## Begin

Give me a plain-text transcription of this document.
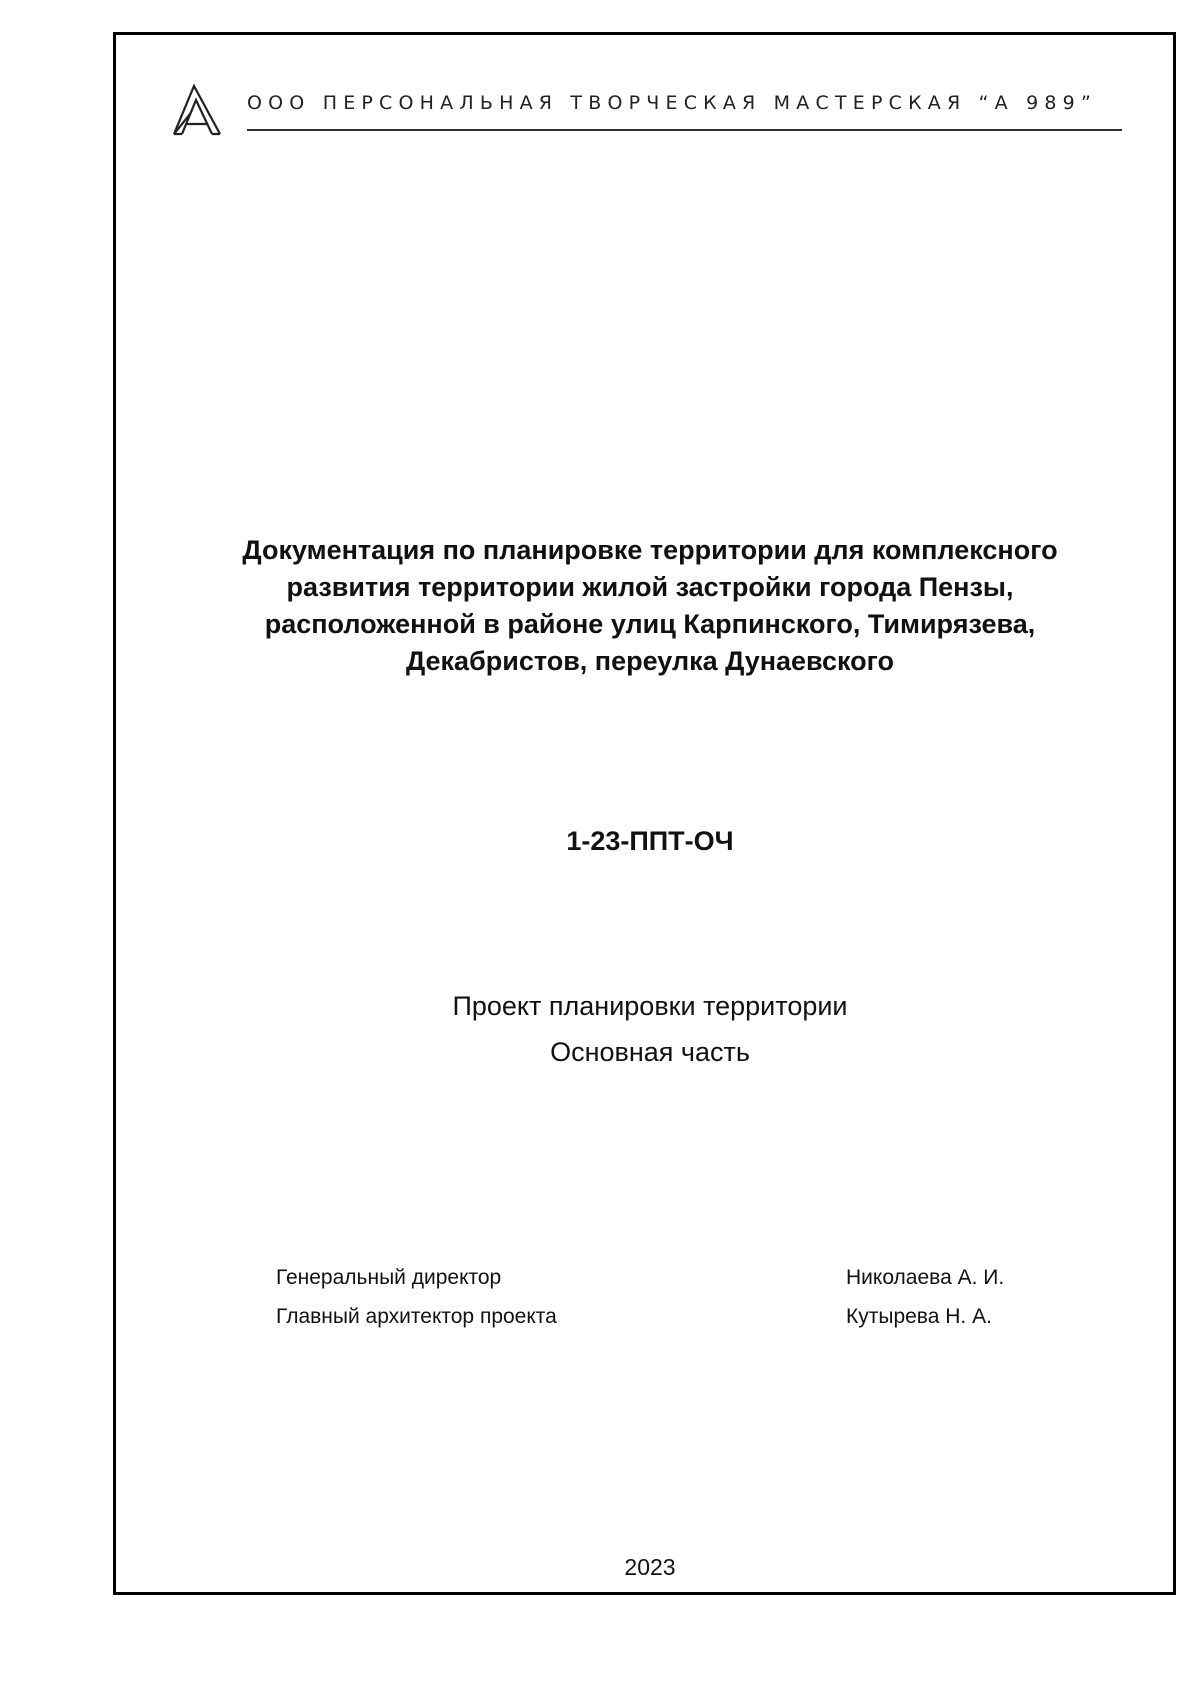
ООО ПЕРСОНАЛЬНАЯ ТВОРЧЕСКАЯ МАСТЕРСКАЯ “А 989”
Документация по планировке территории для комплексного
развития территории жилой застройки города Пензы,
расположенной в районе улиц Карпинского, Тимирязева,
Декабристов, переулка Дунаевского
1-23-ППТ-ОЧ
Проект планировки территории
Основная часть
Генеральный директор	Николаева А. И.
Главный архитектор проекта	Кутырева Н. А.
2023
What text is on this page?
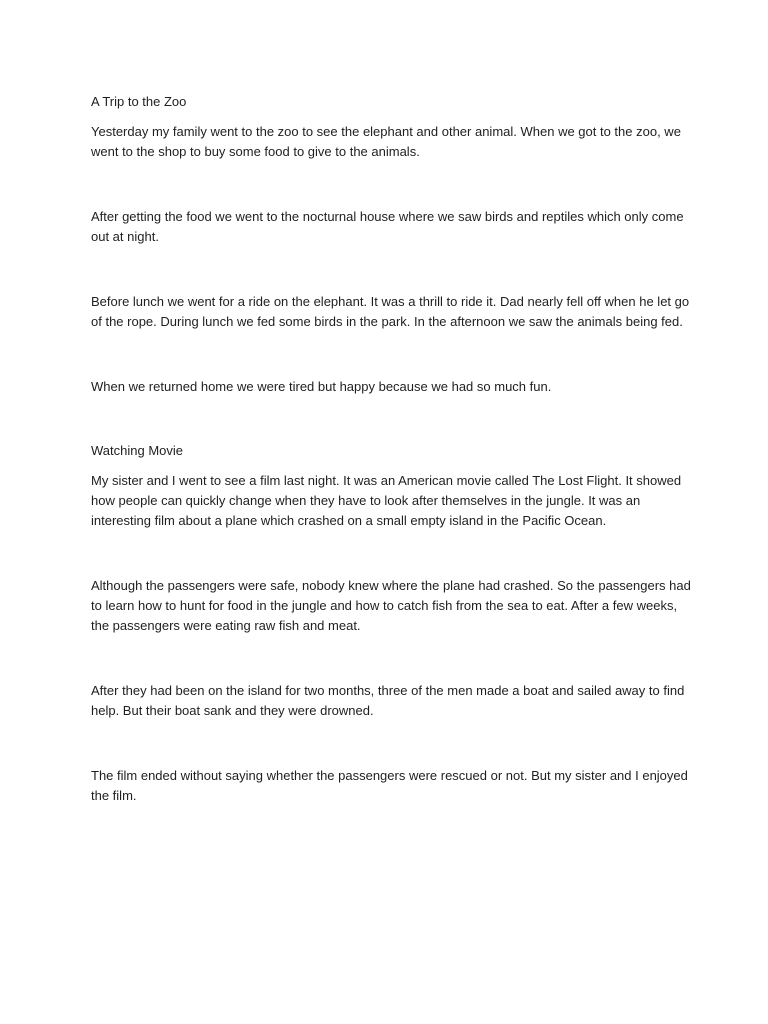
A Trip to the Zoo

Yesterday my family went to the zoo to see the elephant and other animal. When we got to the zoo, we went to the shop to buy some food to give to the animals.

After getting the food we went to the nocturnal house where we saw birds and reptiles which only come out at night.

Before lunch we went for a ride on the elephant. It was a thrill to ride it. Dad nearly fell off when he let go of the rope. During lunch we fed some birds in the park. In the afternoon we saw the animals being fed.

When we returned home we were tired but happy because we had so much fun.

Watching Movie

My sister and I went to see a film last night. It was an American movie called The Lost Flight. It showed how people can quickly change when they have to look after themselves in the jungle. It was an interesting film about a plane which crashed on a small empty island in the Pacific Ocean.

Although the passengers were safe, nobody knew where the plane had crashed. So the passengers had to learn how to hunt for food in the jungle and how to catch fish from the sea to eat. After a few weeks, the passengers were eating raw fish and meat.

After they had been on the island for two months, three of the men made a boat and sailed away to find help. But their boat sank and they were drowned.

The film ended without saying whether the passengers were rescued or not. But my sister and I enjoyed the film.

## End
## Begin

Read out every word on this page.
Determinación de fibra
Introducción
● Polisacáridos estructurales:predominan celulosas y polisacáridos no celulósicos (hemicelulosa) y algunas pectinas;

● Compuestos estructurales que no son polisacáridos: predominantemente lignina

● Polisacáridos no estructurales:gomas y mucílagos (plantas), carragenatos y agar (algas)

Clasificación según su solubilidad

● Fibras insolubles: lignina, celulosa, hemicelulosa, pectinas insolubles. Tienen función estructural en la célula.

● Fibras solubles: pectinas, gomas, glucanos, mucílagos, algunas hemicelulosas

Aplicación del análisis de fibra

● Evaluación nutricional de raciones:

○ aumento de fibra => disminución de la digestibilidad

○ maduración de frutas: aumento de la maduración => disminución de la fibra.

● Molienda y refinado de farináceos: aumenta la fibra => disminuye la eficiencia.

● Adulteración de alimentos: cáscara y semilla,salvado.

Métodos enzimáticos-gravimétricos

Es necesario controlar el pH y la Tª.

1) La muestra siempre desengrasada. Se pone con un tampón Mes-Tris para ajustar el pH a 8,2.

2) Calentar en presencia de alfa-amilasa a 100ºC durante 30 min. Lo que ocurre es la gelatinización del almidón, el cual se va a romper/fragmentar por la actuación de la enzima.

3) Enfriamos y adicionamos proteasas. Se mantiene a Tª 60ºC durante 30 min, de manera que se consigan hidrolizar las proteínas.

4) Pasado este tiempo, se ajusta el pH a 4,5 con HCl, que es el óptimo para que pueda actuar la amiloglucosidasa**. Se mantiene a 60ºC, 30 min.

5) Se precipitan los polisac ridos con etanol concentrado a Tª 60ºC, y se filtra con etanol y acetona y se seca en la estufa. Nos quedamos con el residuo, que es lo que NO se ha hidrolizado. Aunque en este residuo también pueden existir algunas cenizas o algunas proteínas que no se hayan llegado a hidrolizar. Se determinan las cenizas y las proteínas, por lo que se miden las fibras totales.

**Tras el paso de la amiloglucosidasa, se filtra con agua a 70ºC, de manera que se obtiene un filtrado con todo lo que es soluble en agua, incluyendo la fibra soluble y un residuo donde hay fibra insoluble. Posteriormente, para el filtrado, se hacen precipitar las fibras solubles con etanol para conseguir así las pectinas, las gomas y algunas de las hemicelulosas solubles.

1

## End

- **Stated exercise**
Show all lines above holding "this".

- **Output of the task**
Give me a plain-text transcription of this document.
What text is on this page?
Read out every word on this page.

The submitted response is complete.